## Texte
Elle exulte Marine Le Pen ! Et elle peut : mercredi 9 octobre dernier, un sondage IFOP commandé par le Nouvel Observateur lançait un pavé dans la mare en annonçant que 24% des citoyens français donneraient leur voix au Front National pour les élections municipales à venir ce printemps. Quelques jours plus tard, la victoire de Laurent Lopez (FN) à Brignole (Var) fait écho à ce sondage. Comment expliquer, au vu du discours politique ambiant, ces 24%, symbole de la montée lancinante de l’extrême droite ?

Enregistrements d'annotations de coordonnées
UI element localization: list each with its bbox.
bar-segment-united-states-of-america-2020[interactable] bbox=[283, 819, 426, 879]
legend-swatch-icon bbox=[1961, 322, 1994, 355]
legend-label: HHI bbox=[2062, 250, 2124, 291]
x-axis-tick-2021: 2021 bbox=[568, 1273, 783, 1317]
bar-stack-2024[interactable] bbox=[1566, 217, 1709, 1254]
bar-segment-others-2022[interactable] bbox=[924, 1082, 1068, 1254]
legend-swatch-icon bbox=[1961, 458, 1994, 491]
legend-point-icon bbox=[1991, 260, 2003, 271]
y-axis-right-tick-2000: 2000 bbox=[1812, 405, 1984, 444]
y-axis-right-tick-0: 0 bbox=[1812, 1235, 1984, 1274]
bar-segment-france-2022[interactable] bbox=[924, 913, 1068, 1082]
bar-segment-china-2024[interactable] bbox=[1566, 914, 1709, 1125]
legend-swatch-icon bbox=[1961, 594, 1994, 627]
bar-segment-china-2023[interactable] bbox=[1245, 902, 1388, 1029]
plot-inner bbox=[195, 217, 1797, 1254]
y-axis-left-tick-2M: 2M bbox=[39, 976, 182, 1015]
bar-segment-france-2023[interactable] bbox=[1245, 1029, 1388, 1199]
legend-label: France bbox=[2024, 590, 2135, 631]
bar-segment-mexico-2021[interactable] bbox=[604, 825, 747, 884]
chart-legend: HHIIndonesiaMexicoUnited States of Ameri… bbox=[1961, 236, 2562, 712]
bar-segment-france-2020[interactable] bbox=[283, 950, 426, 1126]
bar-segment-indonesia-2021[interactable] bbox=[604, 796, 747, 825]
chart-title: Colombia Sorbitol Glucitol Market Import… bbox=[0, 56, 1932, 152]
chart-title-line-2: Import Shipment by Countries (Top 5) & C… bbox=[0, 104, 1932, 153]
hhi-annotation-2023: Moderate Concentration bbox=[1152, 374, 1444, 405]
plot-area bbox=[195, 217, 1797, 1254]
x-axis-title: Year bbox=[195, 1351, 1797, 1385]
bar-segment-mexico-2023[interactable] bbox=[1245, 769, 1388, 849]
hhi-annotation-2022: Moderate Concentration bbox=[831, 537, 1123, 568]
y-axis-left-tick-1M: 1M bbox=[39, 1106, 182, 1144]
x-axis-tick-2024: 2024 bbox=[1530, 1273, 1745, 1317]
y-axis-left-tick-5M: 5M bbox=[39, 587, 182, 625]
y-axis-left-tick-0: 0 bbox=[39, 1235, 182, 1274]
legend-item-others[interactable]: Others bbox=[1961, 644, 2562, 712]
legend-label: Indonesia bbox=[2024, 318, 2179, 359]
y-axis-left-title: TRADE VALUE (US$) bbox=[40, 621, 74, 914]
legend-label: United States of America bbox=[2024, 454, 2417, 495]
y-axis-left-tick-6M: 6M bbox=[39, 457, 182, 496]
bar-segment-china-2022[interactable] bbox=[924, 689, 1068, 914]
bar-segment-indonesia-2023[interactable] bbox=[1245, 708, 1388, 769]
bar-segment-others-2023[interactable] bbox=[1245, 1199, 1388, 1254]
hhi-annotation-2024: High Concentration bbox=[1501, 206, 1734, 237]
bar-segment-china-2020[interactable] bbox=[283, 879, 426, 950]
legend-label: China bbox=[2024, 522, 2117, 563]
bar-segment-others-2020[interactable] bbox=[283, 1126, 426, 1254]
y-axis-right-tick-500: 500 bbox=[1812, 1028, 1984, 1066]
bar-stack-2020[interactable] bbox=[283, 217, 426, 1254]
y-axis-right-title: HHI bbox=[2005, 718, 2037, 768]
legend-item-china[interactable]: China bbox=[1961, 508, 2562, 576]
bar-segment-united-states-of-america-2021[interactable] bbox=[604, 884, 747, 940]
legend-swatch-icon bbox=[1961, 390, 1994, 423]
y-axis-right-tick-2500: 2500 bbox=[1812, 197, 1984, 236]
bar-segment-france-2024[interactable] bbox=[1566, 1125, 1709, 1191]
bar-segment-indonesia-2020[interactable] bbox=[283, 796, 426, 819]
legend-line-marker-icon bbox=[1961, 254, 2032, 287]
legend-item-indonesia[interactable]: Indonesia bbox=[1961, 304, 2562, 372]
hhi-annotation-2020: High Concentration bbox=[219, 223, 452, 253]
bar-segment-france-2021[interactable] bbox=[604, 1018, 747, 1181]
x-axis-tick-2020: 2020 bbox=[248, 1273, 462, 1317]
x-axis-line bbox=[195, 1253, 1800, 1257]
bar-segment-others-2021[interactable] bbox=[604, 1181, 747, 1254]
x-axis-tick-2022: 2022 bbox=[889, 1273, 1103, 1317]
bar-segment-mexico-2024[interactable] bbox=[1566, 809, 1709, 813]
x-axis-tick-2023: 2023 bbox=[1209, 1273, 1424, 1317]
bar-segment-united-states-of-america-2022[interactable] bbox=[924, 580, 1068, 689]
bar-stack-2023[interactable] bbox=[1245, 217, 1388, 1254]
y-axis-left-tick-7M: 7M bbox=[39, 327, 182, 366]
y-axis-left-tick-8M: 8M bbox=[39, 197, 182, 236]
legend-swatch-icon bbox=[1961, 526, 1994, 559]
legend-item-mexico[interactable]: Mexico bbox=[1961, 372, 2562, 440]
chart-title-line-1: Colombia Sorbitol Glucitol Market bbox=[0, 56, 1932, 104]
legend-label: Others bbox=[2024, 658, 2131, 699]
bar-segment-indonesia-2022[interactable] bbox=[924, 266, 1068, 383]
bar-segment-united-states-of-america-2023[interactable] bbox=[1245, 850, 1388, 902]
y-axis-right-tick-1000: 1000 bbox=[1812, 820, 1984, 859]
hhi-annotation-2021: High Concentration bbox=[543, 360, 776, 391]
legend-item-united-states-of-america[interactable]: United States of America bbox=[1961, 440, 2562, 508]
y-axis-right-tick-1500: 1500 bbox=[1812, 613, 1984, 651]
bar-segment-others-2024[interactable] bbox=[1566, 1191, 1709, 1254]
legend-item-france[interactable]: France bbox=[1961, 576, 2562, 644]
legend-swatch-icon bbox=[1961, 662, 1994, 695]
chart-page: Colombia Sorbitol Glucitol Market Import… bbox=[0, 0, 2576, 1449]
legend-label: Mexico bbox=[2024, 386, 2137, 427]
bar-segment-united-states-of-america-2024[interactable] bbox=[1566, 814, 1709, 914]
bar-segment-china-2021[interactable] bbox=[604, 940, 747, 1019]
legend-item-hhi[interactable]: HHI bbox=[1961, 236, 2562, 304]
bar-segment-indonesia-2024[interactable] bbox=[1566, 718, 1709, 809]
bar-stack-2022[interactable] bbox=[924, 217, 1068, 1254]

## Consigne
Recopiez mot pour mot le passage du texte sur le sondage IFOP qui commence par « Elle exulte Marine » et se poursuit jusqu'à « de l’extrême droite ? ».

## Résultat
Elle exulte Marine Le Pen ! Et elle peut : mercredi 9 octobre dernier, un sondage IFOP commandé par le Nouvel Observateur lançait un pavé dans la mare en annonçant que 24% des citoyens français donneraient leur voix au Front National pour les élections municipales à venir ce printemps. Quelques jours plus tard, la victoire de Laurent Lopez (FN) à Brignole (Var) fait écho à ce sondage. Comment expliquer, au vu du discours politique ambiant, ces 24%, symbole de la montée lancinante de l’extrême droite ?